>> Start Passage shown

DATELINE PHILLIP ISLAND, VICTORIA, OZ: Is it
February, mate? Next time I start going off on how nobody needs anything
bigger than a 600 sportybike, will somebody please just smack me and
tell me to shut up. I've come to my senses again. You need at least
1000cc at Phillip Island's fabricatedly fast GP circuit; otherwise
you've got no real chance to emulate the Suzuki and Ducati GP teams that
just finished testing before the GSX-R1000 press launch came to town,
leaving all sorts of nice black stripes out of the corners.
After the little downhill right called Lukey's Heights, there are two
lefts that lead onto the main Gardner Straight; the first one's a
little slower
,
and you have to short-shift just before it into third or you'll run out
of revs halfway through. Dude. Maybe it's all the TT-R125-ing I've been
doing or maybe it's the GSX-R's new 32-bit CPU or the tires or the
track or a combination of all of them--but it gives great pleasure in
that corner to be able to spin the GSX-R's tire up, controllably, with
the throttle, all cranked over. An nth of a degree of throttle rotation
(after you have your personal tuner remove all the slack from the
throttle cables) perfectly controls the bike's slithering angle of
attack. The fastest way, of course, is just a hint of
wheelspin--and remember to keep that outside peg weighted. Then, zot,
into the short chute, bang it into fourth, try not to turn in too soon
for the even faster left onto the front straight... Now you are moving
fast, okay, faster, trying to pull the slightly reluctant beast down to
the apex without upsetting it whilst attempting to get the throttle to
the stop at the same time. And while you're doing that, the black
stripes left by the GP crowd are piling into your faceshield like grainy
tracers from some old WWII film as the G's push the bike to the red and
white stripes at the exit. And only when a faster guy slithers by do
you understand that thesestreetbikes are leaving their mark on the
track, too--accelerating hard enough at the top of fourth gear to pick
up the front tire and leave the clip-ons slack in your paws. Dang. The
stock steering damper feels like a good thing to have.

A
600 might work on a tighter track. At Phillip Island I just can't see
it... In fact Yamaha brought us here for the first R6 intro, way back in
the last century, and it was good but it's not the same. I suppose the
liter-bike better suits my "style;" lacking grace or finesse, it's
nice to be able to just whack the throttle open and send yourself
smoldering downrange, with little regard to decorum or the tachometer.

>> End Passage shown
>> Start Dataset content

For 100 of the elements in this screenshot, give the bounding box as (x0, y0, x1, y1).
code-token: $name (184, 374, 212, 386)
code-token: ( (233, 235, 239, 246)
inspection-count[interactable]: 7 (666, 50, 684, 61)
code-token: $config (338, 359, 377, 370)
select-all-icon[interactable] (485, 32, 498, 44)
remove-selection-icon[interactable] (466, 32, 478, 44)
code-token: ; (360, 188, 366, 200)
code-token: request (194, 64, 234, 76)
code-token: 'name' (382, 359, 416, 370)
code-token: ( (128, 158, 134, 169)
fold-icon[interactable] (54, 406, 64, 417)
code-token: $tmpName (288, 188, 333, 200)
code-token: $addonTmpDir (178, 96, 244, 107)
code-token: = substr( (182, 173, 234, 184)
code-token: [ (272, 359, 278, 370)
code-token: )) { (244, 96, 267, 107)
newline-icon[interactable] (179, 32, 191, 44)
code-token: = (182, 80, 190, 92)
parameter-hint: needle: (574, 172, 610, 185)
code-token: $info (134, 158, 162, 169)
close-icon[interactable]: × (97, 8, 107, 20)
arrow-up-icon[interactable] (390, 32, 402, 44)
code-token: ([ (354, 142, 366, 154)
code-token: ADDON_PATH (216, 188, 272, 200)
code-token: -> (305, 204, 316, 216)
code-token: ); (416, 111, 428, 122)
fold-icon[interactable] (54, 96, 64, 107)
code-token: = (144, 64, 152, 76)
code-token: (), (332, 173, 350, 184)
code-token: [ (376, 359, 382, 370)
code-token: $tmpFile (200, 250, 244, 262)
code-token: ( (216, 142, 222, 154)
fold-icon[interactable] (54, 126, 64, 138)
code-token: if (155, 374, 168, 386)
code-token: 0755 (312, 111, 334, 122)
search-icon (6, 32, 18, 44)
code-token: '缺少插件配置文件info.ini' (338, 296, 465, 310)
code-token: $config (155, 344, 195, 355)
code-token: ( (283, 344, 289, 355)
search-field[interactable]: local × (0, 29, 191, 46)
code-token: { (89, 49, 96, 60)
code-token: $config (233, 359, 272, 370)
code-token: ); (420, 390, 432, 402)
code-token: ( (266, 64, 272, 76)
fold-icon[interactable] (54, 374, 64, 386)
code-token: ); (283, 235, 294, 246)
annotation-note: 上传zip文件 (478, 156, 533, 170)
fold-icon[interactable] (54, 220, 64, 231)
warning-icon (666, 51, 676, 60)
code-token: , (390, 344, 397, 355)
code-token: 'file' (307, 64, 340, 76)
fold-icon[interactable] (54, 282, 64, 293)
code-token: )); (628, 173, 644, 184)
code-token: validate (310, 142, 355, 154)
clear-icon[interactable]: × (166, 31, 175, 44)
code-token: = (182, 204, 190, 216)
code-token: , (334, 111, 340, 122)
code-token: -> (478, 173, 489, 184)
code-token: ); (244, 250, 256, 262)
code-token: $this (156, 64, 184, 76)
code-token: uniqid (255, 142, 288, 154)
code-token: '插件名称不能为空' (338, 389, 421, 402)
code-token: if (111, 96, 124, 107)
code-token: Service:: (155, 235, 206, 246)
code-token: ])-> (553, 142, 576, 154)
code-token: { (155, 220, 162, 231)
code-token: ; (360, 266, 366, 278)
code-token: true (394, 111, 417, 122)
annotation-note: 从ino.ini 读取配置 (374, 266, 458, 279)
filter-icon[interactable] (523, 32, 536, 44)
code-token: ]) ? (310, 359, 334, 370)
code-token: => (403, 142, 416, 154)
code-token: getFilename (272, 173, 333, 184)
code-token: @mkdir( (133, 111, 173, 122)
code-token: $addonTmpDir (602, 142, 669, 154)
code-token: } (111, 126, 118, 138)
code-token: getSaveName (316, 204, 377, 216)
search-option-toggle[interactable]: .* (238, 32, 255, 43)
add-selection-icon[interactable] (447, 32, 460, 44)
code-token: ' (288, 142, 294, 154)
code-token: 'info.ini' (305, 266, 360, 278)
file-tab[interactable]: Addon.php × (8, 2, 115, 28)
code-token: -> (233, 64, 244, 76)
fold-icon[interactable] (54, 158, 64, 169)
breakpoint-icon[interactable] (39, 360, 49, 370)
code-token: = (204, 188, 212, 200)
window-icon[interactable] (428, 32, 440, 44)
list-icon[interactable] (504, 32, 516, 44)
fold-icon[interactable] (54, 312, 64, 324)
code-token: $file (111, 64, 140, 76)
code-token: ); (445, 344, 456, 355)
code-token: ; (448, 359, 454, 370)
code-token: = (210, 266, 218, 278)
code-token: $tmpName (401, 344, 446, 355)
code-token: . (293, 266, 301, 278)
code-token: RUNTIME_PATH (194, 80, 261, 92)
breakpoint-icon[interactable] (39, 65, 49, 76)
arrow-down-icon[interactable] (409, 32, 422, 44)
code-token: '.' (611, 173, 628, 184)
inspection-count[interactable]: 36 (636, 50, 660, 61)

>> End Dataset content

# Written problem
Write out the stretch of the Phillip Island ride review word for word, starting at "DATELINE PHILLIP ISLAND, VICTORIA, OZ: Is" and ending at "of the corners.".

# Answer to this exercise
DATELINE PHILLIP ISLAND, VICTORIA, OZ: Is it
February, mate? Next time I start going off on how nobody needs anything
bigger than a 600 sportybike, will somebody please just smack me and
tell me to shut up. I've come to my senses again. You need at least
1000cc at Phillip Island's fabricatedly fast GP circuit; otherwise
you've got no real chance to emulate the Suzuki and Ducati GP teams that
just finished testing before the GSX-R1000 press launch came to town,
leaving all sorts of nice black stripes out of the corners.